### Input data

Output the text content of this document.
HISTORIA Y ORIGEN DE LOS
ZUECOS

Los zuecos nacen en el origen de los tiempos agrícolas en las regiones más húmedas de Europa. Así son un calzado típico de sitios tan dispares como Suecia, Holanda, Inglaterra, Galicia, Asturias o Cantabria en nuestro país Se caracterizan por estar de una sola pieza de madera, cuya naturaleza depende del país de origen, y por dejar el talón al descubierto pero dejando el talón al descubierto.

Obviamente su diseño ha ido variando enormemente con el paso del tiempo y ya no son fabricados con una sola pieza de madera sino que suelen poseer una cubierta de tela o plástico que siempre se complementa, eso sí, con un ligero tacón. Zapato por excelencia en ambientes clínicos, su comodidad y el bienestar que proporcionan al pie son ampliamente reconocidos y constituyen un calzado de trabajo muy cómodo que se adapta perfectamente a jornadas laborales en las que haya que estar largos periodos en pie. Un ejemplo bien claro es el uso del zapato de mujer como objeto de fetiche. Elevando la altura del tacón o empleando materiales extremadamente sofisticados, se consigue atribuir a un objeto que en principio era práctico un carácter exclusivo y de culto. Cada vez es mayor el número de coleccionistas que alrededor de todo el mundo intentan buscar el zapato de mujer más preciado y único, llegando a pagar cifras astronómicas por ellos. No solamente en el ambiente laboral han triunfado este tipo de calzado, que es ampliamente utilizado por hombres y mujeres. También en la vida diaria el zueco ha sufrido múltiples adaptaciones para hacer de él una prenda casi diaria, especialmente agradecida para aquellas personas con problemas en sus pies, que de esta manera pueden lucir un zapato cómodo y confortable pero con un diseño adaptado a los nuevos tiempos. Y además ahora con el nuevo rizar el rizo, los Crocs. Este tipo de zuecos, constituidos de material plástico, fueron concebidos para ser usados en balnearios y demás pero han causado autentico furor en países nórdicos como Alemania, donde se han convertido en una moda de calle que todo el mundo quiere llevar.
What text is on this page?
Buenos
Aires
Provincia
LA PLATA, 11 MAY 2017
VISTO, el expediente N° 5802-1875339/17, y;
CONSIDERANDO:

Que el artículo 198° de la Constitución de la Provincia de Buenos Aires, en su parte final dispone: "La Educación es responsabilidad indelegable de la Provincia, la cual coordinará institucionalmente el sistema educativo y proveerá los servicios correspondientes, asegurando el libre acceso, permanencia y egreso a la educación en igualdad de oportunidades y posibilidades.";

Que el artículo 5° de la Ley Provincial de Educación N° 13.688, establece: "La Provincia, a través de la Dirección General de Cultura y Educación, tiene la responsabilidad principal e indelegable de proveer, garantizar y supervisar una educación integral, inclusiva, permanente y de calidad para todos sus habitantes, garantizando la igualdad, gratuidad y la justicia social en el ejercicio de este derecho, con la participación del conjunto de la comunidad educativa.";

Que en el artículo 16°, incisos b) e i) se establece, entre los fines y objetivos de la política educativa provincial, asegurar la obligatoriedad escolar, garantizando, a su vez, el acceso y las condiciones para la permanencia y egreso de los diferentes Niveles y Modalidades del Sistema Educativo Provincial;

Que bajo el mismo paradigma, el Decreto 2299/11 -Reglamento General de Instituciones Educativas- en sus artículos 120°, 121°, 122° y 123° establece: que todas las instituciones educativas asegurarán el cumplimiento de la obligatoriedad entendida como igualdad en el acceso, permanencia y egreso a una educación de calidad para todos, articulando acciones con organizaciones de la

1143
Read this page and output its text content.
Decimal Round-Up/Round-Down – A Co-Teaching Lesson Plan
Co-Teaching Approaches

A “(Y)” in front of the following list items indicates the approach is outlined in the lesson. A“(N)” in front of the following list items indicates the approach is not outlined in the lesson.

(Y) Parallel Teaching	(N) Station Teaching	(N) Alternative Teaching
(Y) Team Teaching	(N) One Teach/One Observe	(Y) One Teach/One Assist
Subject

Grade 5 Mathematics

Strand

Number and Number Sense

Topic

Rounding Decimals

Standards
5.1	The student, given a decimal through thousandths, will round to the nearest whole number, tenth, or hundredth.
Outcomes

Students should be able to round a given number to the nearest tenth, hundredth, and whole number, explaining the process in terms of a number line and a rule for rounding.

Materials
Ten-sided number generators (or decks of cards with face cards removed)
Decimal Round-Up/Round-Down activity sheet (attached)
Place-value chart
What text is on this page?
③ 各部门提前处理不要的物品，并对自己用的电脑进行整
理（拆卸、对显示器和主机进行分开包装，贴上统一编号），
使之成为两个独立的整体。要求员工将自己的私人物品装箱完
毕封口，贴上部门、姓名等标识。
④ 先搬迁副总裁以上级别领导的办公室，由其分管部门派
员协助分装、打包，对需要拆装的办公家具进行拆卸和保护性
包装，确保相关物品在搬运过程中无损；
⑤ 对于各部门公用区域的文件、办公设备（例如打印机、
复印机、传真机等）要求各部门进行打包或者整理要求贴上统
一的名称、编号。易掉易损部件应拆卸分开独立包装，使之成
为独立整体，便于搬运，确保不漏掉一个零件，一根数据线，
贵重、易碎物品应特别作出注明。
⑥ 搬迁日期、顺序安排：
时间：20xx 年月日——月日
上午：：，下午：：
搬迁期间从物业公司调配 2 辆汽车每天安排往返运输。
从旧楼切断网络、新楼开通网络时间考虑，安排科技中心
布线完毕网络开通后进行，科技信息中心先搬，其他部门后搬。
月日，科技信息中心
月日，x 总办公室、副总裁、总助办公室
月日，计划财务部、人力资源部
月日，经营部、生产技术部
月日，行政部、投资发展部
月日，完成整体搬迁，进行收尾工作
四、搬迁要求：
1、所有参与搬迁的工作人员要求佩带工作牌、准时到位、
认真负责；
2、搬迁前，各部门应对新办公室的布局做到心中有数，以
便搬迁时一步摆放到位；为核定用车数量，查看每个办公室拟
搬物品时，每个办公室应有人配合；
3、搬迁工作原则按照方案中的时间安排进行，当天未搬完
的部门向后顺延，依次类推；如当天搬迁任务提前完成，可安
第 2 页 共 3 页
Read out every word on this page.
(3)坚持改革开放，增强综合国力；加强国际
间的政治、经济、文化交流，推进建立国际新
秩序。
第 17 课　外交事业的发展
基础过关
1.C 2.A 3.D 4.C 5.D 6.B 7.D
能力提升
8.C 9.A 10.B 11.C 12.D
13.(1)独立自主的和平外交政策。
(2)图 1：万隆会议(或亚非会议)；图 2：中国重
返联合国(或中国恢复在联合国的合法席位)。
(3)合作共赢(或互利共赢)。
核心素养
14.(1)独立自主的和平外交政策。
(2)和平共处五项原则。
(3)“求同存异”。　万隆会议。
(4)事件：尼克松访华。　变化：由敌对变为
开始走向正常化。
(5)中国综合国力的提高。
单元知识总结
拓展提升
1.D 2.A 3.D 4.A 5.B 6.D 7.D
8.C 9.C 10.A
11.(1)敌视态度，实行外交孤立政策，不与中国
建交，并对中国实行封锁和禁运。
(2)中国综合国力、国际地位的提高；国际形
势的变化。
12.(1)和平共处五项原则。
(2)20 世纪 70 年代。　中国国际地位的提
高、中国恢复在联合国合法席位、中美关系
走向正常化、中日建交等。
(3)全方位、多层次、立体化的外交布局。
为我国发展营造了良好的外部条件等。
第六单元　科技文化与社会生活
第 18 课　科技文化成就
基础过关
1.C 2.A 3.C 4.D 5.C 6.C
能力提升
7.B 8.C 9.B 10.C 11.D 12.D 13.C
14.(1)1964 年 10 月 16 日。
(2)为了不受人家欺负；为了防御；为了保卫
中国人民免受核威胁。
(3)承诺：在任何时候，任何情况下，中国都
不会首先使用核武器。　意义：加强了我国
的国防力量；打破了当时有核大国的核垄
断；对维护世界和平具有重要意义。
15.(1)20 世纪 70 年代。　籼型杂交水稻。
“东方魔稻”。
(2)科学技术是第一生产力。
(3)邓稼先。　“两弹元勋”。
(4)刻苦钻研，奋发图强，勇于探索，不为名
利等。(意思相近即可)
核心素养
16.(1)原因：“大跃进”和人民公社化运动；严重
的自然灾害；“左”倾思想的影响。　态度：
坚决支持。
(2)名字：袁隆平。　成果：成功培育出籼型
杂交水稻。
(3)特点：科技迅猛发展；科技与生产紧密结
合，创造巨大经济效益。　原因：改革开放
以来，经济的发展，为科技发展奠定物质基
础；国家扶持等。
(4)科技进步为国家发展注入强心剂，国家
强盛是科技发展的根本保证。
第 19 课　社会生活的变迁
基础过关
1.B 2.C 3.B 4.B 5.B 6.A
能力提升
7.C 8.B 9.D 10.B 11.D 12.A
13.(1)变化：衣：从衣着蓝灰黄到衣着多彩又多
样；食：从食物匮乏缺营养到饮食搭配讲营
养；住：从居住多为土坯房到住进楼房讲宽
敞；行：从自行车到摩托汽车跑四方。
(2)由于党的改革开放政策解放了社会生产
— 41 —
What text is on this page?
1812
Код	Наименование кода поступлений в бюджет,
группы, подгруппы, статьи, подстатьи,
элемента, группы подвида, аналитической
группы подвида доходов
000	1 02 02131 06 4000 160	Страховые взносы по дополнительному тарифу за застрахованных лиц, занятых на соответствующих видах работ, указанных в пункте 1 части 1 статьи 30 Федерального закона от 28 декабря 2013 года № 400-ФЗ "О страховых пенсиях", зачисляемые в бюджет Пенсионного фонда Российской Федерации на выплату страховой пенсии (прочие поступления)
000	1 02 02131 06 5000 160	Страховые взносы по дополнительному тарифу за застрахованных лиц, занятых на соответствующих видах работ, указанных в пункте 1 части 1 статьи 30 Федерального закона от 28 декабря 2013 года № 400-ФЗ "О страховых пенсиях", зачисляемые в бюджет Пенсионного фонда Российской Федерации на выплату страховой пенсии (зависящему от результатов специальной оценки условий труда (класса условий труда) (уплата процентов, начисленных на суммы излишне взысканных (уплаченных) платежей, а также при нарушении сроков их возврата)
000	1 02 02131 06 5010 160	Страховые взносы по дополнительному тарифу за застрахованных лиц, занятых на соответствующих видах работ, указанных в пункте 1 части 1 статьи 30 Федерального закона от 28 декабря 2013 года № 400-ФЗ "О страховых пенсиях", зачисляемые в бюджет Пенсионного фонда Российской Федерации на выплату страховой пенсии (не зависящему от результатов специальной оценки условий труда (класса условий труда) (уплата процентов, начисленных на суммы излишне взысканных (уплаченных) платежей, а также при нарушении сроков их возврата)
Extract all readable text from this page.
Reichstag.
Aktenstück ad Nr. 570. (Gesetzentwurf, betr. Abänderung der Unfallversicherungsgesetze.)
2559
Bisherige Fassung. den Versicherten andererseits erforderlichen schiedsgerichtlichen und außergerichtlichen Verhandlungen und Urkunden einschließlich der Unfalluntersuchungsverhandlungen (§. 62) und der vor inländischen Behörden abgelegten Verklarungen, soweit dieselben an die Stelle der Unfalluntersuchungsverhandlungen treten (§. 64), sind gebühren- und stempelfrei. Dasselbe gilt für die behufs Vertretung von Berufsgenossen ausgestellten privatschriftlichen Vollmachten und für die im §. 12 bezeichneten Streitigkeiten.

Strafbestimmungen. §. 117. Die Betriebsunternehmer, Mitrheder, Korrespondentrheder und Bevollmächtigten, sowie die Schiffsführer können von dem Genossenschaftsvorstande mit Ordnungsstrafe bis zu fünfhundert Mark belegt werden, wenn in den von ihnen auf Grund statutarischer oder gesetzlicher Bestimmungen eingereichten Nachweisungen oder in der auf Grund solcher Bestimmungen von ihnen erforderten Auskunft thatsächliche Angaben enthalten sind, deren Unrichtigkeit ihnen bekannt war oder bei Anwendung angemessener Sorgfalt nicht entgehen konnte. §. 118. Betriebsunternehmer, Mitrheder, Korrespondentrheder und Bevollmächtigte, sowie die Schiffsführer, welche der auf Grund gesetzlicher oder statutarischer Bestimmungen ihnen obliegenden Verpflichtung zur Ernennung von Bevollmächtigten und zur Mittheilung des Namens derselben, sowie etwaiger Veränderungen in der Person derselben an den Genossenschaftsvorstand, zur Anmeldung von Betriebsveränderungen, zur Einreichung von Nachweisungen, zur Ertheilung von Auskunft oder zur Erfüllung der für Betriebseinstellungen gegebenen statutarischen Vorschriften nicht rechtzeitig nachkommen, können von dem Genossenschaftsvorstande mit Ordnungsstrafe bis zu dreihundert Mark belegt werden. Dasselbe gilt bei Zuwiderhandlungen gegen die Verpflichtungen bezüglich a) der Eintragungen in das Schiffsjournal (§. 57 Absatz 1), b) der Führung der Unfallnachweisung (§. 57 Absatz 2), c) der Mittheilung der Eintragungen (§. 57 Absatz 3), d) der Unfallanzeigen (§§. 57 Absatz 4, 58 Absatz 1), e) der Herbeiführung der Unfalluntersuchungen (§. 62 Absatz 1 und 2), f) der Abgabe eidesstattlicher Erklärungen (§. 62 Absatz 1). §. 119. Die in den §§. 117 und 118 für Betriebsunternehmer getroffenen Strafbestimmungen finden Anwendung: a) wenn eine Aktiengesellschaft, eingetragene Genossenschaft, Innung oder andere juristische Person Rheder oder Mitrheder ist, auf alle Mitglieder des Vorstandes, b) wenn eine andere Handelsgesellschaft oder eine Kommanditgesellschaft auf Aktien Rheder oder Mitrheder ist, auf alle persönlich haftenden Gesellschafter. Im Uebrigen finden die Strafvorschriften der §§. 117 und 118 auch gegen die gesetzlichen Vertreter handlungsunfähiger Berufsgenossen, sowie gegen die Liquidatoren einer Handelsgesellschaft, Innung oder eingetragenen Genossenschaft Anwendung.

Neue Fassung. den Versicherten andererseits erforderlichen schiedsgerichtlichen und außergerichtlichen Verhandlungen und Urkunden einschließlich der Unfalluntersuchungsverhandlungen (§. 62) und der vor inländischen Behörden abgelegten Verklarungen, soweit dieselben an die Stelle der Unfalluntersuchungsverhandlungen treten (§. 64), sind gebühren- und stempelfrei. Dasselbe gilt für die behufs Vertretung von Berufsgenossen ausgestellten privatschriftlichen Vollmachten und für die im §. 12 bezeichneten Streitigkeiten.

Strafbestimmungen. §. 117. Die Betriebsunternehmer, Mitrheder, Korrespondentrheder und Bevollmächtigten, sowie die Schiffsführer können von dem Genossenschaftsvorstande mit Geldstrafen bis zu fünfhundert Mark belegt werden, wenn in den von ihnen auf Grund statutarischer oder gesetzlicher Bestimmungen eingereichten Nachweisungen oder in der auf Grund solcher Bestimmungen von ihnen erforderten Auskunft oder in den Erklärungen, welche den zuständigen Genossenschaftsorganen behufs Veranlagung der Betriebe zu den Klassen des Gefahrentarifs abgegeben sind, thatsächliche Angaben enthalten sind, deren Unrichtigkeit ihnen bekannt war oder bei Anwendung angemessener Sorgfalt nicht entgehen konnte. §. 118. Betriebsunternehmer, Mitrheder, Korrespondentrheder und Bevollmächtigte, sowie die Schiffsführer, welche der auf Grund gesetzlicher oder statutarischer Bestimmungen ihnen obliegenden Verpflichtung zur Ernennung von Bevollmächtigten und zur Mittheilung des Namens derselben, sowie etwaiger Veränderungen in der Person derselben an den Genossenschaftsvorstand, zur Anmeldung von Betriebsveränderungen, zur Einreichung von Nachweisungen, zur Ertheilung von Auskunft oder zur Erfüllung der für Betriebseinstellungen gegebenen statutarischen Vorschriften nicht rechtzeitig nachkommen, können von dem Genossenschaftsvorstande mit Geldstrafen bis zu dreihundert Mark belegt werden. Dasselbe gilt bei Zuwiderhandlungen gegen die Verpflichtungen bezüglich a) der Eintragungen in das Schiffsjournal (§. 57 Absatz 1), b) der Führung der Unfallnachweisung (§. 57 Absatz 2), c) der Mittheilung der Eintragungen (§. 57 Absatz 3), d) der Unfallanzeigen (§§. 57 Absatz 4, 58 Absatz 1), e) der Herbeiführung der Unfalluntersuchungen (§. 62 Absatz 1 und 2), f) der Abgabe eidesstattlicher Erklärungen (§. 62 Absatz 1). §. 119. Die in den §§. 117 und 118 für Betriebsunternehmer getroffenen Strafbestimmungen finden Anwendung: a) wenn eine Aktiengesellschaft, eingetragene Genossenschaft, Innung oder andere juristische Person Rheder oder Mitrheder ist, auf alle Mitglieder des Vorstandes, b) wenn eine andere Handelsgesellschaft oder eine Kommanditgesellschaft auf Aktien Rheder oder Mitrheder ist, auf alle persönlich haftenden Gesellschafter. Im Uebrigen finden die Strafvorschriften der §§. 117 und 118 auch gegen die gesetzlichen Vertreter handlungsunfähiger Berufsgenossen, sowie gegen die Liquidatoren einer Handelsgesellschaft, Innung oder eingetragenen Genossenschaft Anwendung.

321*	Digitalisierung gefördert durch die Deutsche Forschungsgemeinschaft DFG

######

**The request:** From the data, pick out every line that includes "obligatoriedad".

**Correct result:**
Que en el artículo 16°, incisos b) e i) se establece, entre los fines y objetivos de la política educativa provincial, asegurar la obligatoriedad escolar, garantizando, a su vez, el acceso y las condiciones para la permanencia y egreso de los diferentes Niveles y Modalidades del Sistema Educativo Provincial;
Que bajo el mismo paradigma, el Decreto 2299/11 -Reglamento General de Instituciones Educativas- en sus artículos 120°, 121°, 122° y 123° establece: que todas las instituciones educativas asegurarán el cumplimiento de la obligatoriedad entendida como igualdad en el acceso, permanencia y egreso a una educación de calidad para todos, articulando acciones con organizaciones de la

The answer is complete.